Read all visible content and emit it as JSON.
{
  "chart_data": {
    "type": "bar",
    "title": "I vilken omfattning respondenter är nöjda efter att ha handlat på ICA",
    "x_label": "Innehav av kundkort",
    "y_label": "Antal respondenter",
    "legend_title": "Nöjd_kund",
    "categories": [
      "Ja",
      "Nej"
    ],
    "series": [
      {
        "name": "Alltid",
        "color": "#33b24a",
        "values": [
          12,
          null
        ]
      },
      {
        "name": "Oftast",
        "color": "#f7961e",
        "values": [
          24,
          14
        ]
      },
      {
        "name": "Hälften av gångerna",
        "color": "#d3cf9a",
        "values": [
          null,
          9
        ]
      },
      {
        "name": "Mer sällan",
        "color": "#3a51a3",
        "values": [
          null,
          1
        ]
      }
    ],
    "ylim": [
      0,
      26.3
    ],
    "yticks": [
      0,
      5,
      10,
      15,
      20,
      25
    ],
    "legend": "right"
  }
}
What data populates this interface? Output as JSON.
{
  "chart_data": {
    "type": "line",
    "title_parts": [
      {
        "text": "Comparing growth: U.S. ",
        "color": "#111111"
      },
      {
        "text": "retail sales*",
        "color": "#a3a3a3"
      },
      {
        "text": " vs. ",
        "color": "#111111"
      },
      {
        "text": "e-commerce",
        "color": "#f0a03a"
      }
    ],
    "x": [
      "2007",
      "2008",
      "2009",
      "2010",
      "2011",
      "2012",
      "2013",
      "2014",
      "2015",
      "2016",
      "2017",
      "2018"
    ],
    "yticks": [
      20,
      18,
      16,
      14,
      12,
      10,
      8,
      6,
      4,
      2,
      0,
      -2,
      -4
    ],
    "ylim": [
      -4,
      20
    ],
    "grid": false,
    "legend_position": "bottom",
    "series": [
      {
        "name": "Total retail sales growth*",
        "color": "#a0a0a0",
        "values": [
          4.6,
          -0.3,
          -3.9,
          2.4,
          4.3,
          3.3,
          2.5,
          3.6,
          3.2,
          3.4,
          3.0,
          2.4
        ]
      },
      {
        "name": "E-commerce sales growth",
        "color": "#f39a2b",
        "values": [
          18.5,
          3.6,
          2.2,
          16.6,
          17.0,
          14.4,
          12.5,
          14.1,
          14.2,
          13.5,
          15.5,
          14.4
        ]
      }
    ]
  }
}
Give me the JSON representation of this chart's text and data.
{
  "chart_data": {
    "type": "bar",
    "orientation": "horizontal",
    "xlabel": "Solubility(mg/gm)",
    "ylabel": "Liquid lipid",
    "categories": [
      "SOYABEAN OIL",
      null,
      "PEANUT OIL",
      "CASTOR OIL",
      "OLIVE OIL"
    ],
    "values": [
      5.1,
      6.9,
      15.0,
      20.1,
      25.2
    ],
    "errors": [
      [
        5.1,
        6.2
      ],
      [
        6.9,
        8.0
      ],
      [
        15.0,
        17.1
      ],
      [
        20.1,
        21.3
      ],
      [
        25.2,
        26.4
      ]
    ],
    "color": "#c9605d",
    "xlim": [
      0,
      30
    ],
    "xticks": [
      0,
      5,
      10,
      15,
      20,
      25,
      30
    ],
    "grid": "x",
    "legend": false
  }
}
● ● ● ● ● ● ●
▶ What is expected
Extract every line from the records above that contains the word "name".

▶ Answer to this exercise
        "name": "Alltid",
        "name": "Oftast",
        "name": "Hälften av gångerna",
        "name": "Mer sällan",
        "name": "Total retail sales growth*",
        "name": "E-commerce sales growth",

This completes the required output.